Set exercise:
What lines of the data include the string "几个老师都还挺喜爱她"? Copy them all.

Stored items:
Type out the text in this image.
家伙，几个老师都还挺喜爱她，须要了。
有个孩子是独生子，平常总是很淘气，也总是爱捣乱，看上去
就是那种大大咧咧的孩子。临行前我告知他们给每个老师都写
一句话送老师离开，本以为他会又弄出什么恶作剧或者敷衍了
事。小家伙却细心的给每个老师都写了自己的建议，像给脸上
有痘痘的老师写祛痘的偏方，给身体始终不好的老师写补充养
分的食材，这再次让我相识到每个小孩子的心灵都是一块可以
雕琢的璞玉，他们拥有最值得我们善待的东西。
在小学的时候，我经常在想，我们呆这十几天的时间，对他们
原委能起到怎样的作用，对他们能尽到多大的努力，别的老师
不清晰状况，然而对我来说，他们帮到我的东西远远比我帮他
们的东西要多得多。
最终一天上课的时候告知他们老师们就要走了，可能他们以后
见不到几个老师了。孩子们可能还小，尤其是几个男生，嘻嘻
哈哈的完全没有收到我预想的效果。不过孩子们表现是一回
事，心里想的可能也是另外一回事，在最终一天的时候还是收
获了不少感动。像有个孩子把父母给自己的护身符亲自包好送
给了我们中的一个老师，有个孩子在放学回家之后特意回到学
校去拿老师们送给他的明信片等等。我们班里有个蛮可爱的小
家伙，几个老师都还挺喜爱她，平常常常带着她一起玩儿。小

Finished exercise:
家伙，几个老师都还挺喜爱她，须要了。
家伙，几个老师都还挺喜爱她，平常常常带着她一起玩儿。小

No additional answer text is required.